_Task statement_.
Write out each line beneath this one exactly as it reads.

━━ Data excerpts

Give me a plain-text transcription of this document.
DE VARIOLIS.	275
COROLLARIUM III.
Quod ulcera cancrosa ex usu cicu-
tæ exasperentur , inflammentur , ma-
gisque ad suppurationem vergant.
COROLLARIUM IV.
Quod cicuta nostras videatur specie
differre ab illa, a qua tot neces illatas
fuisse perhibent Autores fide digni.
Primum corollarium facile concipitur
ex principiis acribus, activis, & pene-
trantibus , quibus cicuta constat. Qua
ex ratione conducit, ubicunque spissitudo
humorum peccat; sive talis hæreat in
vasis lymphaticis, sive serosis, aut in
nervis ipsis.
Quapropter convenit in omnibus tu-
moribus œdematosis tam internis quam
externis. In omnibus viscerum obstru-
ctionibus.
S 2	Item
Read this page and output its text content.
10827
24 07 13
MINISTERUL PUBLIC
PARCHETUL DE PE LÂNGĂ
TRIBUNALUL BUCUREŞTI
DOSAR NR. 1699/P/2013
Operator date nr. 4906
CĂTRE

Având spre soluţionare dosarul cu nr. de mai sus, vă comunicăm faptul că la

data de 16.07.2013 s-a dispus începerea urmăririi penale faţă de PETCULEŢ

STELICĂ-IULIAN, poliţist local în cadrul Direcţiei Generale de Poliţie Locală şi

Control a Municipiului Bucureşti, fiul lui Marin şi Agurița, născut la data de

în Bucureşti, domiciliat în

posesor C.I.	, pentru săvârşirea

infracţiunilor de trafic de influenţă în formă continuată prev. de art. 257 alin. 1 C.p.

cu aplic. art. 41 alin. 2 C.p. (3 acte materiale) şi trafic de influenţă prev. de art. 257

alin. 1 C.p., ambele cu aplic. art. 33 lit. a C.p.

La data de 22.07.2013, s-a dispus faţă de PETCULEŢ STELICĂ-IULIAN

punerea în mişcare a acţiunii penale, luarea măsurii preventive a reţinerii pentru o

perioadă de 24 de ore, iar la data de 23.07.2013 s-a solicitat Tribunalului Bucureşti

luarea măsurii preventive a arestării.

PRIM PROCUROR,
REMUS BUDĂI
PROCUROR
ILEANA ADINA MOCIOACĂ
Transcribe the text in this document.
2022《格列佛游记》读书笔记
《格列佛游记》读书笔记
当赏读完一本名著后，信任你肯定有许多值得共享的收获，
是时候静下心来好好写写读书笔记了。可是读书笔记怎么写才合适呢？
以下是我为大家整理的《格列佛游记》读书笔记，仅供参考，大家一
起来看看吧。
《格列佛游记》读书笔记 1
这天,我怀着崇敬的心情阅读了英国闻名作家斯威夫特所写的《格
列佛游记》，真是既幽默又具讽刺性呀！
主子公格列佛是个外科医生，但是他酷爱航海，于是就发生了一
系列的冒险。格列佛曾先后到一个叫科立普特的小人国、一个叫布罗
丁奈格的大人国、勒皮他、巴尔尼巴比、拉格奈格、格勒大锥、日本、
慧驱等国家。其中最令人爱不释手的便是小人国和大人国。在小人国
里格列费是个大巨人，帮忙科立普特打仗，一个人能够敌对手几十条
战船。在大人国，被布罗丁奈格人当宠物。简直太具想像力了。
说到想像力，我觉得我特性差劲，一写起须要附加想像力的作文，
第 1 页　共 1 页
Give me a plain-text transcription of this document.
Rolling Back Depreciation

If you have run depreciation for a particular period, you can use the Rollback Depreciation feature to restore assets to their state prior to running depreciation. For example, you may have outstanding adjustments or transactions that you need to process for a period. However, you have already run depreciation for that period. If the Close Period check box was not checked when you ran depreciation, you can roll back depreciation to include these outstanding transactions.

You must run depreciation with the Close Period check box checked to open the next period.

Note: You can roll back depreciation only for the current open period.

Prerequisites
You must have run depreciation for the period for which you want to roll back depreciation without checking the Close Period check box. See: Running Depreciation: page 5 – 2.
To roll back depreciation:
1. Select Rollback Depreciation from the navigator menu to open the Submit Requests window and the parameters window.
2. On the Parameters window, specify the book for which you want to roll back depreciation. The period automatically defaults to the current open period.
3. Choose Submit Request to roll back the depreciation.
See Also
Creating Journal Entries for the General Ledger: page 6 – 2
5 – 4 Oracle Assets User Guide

━━━━

_Answer in full_.
Give me a plain-text transcription of this document.
DE VARIOLIS.	275
COROLLARIUM III.
Quod ulcera cancrosa ex usu cicu-
tæ exasperentur , inflammentur , ma-
gisque ad suppurationem vergant.
COROLLARIUM IV.
Quod cicuta nostras videatur specie
differre ab illa, a qua tot neces illatas
fuisse perhibent Autores fide digni.
Primum corollarium facile concipitur
ex principiis acribus, activis, & pene-
trantibus , quibus cicuta constat. Qua
ex ratione conducit, ubicunque spissitudo
humorum peccat; sive talis hæreat in
vasis lymphaticis, sive serosis, aut in
nervis ipsis.
Quapropter convenit in omnibus tu-
moribus œdematosis tam internis quam
externis. In omnibus viscerum obstru-
ctionibus.
S 2	Item
Read this page and output its text content.
10827
24 07 13
MINISTERUL PUBLIC
PARCHETUL DE PE LÂNGĂ
TRIBUNALUL BUCUREŞTI
DOSAR NR. 1699/P/2013
Operator date nr. 4906
CĂTRE

Având spre soluţionare dosarul cu nr. de mai sus, vă comunicăm faptul că la

data de 16.07.2013 s-a dispus începerea urmăririi penale faţă de PETCULEŢ

STELICĂ-IULIAN, poliţist local în cadrul Direcţiei Generale de Poliţie Locală şi

Control a Municipiului Bucureşti, fiul lui Marin şi Agurița, născut la data de

în Bucureşti, domiciliat în

posesor C.I.	, pentru săvârşirea

infracţiunilor de trafic de influenţă în formă continuată prev. de art. 257 alin. 1 C.p.

cu aplic. art. 41 alin. 2 C.p. (3 acte materiale) şi trafic de influenţă prev. de art. 257

alin. 1 C.p., ambele cu aplic. art. 33 lit. a C.p.

La data de 22.07.2013, s-a dispus faţă de PETCULEŢ STELICĂ-IULIAN

punerea în mişcare a acţiunii penale, luarea măsurii preventive a reţinerii pentru o

perioadă de 24 de ore, iar la data de 23.07.2013 s-a solicitat Tribunalului Bucureşti

luarea măsurii preventive a arestării.

PRIM PROCUROR,
REMUS BUDĂI
PROCUROR
ILEANA ADINA MOCIOACĂ
Transcribe the text in this document.
2022《格列佛游记》读书笔记
《格列佛游记》读书笔记
当赏读完一本名著后，信任你肯定有许多值得共享的收获，
是时候静下心来好好写写读书笔记了。可是读书笔记怎么写才合适呢？
以下是我为大家整理的《格列佛游记》读书笔记，仅供参考，大家一
起来看看吧。
《格列佛游记》读书笔记 1
这天,我怀着崇敬的心情阅读了英国闻名作家斯威夫特所写的《格
列佛游记》，真是既幽默又具讽刺性呀！
主子公格列佛是个外科医生，但是他酷爱航海，于是就发生了一
系列的冒险。格列佛曾先后到一个叫科立普特的小人国、一个叫布罗
丁奈格的大人国、勒皮他、巴尔尼巴比、拉格奈格、格勒大锥、日本、
慧驱等国家。其中最令人爱不释手的便是小人国和大人国。在小人国
里格列费是个大巨人，帮忙科立普特打仗，一个人能够敌对手几十条
战船。在大人国，被布罗丁奈格人当宠物。简直太具想像力了。
说到想像力，我觉得我特性差劲，一写起须要附加想像力的作文，
第 1 页　共 1 页
Give me a plain-text transcription of this document.
Rolling Back Depreciation

If you have run depreciation for a particular period, you can use the Rollback Depreciation feature to restore assets to their state prior to running depreciation. For example, you may have outstanding adjustments or transactions that you need to process for a period. However, you have already run depreciation for that period. If the Close Period check box was not checked when you ran depreciation, you can roll back depreciation to include these outstanding transactions.

You must run depreciation with the Close Period check box checked to open the next period.

Note: You can roll back depreciation only for the current open period.

Prerequisites
You must have run depreciation for the period for which you want to roll back depreciation without checking the Close Period check box. See: Running Depreciation: page 5 – 2.
To roll back depreciation:
1. Select Rollback Depreciation from the navigator menu to open the Submit Requests window and the parameters window.
2. On the Parameters window, specify the book for which you want to roll back depreciation. The period automatically defaults to the current open period.
3. Choose Submit Request to roll back the depreciation.
See Also
Creating Journal Entries for the General Ledger: page 6 – 2
5 – 4 Oracle Assets User Guide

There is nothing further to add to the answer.